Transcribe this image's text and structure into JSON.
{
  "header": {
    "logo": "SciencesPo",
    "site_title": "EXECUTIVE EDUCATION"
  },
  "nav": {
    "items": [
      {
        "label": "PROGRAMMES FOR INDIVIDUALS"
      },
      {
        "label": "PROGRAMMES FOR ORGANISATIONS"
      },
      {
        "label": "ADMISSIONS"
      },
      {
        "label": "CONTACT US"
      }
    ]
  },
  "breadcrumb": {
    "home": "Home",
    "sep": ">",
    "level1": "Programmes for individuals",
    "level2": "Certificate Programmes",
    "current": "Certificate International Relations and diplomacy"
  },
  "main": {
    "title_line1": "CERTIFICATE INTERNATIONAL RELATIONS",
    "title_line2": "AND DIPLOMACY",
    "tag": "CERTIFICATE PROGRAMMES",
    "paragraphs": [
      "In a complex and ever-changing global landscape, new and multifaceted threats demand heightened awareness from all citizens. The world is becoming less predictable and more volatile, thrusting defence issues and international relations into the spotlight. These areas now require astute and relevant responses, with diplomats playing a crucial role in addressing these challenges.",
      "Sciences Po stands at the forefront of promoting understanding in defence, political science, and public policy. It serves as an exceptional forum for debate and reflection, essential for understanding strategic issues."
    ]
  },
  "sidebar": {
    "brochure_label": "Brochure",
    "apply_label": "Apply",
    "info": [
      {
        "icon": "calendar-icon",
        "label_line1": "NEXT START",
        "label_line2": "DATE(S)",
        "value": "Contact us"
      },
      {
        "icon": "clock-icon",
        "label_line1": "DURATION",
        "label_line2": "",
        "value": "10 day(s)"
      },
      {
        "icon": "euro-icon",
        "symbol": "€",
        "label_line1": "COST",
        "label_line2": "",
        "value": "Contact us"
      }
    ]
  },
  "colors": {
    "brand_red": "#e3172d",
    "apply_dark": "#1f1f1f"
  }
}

* * *

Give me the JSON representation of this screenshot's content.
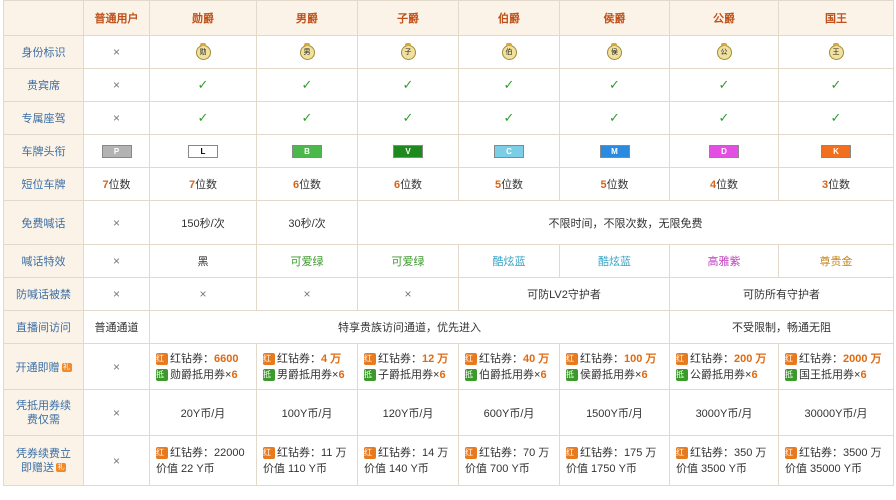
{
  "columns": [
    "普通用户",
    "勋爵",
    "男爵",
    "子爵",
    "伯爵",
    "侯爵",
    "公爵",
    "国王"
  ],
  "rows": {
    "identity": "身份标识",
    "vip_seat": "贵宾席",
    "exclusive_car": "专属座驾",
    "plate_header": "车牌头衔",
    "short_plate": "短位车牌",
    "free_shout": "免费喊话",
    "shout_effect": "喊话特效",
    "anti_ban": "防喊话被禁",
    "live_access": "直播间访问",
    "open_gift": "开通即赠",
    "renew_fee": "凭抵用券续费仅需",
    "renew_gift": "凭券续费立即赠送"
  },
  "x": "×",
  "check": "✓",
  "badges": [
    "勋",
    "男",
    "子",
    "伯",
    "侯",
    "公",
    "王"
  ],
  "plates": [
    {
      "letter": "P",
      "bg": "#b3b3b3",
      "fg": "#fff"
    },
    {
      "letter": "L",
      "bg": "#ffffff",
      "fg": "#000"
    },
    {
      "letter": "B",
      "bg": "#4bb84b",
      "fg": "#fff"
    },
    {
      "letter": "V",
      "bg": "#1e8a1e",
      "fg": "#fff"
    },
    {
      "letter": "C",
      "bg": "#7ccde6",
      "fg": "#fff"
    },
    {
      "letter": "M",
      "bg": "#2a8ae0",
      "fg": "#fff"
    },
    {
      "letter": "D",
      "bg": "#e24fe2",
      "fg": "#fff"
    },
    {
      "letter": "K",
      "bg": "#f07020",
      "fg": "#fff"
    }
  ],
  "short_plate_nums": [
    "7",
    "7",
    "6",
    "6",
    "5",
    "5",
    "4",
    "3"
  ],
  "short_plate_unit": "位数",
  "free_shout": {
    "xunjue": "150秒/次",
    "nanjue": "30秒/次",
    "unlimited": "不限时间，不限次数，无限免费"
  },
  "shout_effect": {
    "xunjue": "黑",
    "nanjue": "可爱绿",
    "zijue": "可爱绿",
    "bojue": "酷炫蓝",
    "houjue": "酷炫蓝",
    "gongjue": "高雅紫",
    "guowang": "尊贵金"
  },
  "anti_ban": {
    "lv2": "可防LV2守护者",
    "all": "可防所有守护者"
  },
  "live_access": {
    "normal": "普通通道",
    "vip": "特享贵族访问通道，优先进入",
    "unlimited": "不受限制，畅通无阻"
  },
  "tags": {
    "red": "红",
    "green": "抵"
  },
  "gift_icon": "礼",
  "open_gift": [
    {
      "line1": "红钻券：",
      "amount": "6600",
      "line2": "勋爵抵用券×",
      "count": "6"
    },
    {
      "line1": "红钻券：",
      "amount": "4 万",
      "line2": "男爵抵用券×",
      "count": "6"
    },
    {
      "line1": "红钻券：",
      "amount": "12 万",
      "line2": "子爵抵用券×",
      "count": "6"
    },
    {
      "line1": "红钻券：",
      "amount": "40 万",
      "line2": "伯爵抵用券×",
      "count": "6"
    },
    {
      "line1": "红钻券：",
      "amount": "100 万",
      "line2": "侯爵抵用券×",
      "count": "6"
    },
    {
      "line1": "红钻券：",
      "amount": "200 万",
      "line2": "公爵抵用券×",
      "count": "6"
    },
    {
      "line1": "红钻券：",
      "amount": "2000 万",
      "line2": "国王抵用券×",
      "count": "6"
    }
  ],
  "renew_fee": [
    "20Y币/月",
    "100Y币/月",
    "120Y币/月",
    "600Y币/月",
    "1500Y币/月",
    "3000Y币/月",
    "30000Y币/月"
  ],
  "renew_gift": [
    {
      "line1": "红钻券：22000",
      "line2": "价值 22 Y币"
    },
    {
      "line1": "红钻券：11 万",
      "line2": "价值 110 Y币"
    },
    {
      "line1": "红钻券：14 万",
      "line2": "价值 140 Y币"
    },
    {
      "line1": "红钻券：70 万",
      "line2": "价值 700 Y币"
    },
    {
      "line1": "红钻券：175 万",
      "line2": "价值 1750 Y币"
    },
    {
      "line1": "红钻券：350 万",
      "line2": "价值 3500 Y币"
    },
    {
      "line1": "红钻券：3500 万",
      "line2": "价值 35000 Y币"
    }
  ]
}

...

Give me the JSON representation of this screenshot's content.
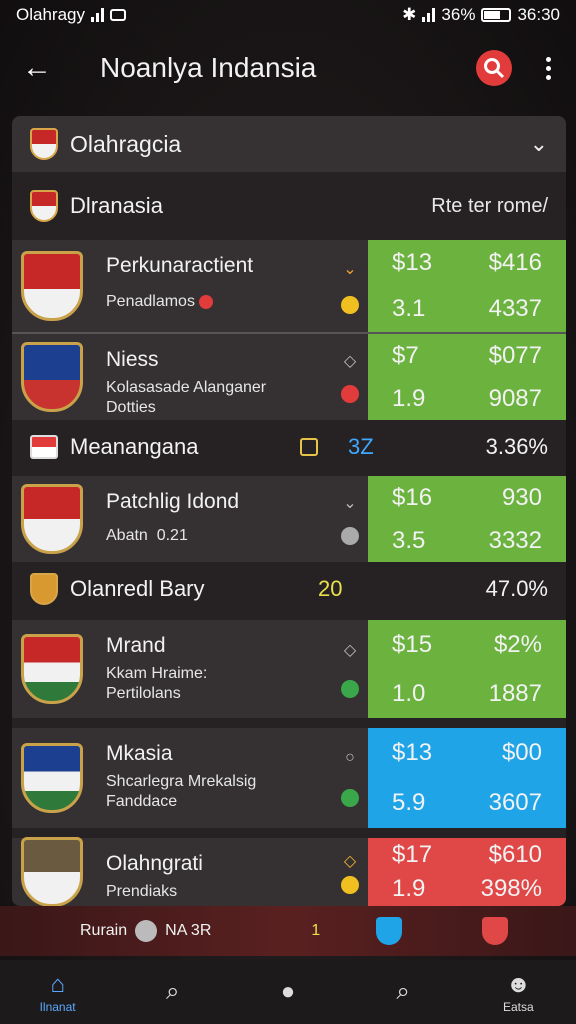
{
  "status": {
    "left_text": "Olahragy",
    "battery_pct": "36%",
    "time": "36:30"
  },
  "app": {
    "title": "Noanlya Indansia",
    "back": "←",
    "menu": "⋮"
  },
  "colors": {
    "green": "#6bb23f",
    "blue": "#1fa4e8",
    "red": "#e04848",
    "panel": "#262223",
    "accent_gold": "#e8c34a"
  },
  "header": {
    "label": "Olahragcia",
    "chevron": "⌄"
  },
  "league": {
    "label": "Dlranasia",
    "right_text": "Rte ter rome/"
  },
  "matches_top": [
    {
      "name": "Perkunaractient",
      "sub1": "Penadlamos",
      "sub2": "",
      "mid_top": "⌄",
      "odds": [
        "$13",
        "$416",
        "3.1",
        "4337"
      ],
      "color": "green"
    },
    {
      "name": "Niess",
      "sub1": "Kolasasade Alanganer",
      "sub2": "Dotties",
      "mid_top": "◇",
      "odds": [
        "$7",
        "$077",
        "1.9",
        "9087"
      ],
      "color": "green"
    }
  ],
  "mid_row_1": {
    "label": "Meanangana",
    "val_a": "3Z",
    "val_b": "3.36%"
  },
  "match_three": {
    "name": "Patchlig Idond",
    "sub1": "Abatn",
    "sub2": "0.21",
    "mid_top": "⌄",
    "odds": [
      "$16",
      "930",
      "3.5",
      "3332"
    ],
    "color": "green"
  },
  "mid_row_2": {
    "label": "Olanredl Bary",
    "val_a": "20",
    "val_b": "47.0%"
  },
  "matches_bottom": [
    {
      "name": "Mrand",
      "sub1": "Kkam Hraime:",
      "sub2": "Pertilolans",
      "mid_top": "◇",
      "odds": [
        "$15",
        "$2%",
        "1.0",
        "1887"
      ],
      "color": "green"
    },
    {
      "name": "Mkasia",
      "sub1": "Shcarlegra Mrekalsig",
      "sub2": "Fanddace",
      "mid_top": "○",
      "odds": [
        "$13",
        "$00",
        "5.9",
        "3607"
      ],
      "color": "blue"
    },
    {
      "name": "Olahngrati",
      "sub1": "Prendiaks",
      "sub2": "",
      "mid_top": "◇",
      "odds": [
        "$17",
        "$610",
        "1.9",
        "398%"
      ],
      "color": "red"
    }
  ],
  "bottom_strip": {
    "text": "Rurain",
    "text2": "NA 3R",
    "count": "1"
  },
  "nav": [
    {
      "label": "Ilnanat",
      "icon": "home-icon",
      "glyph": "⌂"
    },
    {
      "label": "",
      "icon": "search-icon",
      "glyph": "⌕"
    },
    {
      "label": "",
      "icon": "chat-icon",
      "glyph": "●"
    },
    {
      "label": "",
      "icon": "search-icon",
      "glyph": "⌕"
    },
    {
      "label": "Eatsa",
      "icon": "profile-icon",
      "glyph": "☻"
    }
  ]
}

» **WRITTEN INSTRUCTION**
Identify every line holding the word "amount" and copy it out.

» **TASK RESPONSE**
      "amount": "6600",
      "amount": "4 万",
      "amount": "12 万",
      "amount": "40 万",
      "amount": "100 万",
      "amount": "200 万",
      "amount": "2000 万",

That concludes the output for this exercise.